Aim of the exercise
Give the number of lines that contain the string "especial", and nothing else.

Saved entries:
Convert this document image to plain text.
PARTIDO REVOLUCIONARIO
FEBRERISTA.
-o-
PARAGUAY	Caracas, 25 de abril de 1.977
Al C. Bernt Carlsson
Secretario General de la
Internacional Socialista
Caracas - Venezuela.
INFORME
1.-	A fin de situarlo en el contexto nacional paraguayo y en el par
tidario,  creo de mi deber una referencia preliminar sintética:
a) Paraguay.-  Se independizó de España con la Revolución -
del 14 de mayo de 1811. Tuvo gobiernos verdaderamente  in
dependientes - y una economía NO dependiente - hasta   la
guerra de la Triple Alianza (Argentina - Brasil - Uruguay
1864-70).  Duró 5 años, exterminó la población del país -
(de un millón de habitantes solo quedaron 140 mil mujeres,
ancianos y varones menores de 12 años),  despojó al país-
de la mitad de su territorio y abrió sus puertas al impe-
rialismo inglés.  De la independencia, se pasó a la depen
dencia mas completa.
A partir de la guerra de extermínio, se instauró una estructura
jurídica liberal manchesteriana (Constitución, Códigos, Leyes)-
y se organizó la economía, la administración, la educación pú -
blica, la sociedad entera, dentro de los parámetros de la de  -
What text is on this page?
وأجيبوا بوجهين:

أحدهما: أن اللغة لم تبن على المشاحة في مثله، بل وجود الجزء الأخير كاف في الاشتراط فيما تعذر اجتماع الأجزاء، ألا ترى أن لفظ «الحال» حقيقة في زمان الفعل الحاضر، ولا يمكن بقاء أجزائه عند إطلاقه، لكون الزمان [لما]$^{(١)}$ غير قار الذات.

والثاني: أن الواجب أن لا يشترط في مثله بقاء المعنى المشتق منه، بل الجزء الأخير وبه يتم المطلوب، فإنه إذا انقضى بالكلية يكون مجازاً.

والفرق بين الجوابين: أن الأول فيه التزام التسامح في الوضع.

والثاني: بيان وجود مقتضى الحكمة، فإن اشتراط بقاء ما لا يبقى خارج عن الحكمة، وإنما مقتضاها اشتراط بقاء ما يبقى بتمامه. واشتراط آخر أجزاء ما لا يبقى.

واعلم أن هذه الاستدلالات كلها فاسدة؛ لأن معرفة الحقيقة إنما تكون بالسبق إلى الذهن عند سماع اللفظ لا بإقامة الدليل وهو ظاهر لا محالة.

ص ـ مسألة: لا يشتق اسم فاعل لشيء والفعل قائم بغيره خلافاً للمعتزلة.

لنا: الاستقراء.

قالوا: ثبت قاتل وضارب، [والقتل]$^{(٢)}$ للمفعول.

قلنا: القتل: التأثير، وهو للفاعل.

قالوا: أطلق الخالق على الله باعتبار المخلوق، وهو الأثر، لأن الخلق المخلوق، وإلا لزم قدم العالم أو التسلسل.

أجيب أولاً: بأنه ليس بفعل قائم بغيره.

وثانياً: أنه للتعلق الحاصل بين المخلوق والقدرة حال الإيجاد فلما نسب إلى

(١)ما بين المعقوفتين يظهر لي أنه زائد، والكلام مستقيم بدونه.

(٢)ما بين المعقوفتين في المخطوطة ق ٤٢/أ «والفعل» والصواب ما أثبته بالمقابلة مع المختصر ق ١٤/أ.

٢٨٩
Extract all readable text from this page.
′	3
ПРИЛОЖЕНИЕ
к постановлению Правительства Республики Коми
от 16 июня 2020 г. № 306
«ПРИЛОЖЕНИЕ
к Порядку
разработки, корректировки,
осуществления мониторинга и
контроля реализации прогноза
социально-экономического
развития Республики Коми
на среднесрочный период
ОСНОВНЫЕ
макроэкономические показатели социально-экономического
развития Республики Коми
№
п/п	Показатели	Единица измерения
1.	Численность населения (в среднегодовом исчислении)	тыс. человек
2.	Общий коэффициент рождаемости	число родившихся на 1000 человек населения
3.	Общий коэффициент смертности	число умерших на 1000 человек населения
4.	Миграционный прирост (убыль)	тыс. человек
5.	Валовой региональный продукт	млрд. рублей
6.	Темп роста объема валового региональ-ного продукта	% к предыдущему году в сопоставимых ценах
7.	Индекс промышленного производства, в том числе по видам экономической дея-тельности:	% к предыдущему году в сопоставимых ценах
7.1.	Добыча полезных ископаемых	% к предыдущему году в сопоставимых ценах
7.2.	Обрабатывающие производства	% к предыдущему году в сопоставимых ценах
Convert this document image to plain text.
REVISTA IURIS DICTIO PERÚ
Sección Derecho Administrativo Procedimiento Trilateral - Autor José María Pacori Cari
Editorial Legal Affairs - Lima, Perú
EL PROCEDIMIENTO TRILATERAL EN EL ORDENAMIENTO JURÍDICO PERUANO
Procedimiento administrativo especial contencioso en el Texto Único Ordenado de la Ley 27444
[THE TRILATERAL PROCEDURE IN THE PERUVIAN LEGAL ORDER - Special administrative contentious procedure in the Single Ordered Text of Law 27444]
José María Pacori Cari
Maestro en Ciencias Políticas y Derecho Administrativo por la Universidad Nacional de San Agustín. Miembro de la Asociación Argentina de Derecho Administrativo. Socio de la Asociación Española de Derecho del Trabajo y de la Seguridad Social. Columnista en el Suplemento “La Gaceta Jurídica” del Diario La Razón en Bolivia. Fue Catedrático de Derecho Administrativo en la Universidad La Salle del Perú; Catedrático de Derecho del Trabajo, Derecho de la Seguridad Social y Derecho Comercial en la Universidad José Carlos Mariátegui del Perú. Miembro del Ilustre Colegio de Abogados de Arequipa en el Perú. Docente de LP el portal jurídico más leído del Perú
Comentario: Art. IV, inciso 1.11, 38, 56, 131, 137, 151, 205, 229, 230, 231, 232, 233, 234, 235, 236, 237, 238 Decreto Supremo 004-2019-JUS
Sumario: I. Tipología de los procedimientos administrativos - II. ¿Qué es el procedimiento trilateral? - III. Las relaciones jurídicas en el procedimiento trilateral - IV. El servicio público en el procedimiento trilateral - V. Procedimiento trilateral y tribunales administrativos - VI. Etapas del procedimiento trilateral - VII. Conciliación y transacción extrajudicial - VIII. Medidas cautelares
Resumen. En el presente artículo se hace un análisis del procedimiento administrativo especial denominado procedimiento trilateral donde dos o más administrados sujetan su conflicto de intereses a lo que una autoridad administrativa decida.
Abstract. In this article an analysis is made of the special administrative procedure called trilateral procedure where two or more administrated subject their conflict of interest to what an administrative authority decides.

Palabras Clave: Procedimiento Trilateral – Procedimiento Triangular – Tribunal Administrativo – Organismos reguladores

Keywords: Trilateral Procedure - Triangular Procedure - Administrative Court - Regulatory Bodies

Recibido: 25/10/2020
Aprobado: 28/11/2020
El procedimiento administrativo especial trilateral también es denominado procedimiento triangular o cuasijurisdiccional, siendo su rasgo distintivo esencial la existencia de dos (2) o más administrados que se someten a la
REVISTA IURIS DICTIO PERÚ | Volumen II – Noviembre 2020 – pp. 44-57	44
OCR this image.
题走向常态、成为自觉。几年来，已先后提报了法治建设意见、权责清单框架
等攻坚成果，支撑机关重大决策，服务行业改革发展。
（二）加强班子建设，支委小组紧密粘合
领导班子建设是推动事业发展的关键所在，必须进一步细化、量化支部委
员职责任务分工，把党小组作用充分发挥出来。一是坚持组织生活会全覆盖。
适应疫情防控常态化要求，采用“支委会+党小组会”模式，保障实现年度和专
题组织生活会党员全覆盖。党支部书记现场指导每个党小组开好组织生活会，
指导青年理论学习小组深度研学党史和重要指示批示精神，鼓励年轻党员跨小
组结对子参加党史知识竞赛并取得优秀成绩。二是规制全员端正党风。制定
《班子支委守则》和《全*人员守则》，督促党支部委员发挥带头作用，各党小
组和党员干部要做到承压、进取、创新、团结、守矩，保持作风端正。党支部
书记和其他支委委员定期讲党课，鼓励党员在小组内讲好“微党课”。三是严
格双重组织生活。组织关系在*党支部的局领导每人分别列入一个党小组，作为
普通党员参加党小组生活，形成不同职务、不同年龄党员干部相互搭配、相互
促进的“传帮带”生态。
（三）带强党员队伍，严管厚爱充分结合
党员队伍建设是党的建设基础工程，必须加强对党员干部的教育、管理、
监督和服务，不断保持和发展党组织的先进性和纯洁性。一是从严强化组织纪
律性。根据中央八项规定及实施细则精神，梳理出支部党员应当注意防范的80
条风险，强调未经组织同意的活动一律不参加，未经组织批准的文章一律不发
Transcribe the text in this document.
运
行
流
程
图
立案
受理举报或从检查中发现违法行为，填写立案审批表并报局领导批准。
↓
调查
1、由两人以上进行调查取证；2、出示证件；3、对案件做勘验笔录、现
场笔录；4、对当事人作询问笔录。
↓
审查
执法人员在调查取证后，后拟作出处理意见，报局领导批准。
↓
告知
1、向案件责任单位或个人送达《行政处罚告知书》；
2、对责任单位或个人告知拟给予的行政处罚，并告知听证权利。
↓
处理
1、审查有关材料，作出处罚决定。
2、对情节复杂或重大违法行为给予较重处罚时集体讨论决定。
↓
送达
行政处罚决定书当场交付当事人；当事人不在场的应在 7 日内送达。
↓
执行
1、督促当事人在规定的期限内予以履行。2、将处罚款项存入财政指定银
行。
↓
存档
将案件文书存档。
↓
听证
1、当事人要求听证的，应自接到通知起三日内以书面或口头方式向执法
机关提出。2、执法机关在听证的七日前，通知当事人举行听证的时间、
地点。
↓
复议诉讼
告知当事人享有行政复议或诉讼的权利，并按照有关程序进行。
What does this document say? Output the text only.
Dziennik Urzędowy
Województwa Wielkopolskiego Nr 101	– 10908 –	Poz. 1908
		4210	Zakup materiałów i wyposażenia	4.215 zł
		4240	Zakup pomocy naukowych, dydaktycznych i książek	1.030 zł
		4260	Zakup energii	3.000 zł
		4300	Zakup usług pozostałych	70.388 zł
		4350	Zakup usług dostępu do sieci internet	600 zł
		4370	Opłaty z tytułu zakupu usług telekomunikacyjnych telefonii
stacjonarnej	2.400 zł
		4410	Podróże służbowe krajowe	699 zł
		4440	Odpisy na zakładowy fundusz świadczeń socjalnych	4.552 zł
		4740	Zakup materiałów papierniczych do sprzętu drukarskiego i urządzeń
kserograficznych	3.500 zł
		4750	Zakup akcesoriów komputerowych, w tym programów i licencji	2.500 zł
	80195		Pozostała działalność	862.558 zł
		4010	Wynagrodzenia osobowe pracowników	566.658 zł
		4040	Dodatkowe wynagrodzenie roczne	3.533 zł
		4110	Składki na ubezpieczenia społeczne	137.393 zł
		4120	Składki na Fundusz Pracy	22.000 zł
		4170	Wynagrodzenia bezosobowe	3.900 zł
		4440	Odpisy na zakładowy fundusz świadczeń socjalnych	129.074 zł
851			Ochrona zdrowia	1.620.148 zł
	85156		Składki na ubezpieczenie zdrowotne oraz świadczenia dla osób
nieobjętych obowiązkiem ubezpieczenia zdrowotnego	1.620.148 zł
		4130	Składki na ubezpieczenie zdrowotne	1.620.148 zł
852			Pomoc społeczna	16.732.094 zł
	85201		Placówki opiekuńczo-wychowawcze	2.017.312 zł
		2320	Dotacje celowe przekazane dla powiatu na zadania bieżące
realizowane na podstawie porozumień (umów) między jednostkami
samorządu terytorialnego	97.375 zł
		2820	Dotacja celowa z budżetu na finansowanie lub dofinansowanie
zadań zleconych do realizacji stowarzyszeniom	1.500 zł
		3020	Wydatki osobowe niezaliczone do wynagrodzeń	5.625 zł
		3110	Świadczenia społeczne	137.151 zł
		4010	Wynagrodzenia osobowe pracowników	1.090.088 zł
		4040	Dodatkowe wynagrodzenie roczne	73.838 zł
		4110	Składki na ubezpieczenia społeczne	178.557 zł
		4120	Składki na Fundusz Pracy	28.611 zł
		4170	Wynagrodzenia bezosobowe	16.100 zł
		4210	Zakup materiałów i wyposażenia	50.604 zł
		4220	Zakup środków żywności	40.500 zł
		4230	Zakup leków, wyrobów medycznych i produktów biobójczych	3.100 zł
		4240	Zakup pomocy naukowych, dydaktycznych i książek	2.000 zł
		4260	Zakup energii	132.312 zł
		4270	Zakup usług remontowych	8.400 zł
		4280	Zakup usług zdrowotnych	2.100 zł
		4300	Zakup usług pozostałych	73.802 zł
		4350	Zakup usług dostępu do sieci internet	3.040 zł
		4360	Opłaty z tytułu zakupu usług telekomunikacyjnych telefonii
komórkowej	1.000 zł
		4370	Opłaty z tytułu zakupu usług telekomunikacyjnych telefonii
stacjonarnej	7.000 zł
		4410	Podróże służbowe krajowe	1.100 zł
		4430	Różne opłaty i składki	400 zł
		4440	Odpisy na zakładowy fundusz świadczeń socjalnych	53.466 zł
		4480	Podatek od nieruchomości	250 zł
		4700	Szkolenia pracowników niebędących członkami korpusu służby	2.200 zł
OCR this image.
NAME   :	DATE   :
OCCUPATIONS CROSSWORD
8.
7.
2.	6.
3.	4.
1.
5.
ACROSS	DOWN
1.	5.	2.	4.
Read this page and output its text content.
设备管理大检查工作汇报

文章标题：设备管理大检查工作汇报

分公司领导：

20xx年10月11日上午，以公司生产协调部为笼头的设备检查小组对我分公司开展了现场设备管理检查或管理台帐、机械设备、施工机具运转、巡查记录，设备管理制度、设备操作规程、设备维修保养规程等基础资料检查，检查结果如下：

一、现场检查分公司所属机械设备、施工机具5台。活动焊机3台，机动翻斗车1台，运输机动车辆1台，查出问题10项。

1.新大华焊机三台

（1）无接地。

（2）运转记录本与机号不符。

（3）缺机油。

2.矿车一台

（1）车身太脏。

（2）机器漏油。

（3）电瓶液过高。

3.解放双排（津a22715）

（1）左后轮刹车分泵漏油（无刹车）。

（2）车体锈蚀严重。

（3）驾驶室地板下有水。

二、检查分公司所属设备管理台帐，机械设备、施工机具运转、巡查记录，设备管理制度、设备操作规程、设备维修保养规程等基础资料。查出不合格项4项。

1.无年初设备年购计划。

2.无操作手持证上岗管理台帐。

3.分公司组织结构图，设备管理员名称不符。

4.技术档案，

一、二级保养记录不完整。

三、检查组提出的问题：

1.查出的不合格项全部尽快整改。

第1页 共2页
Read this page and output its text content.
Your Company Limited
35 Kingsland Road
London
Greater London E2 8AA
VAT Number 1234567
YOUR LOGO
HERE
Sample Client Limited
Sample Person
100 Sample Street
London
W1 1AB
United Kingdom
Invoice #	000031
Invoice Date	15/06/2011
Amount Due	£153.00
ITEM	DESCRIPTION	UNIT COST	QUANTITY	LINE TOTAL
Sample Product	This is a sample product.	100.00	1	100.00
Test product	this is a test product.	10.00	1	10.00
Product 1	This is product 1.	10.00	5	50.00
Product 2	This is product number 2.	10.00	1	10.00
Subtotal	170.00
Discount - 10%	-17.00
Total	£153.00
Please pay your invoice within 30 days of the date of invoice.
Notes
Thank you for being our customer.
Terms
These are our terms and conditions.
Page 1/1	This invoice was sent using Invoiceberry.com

Result of the task
3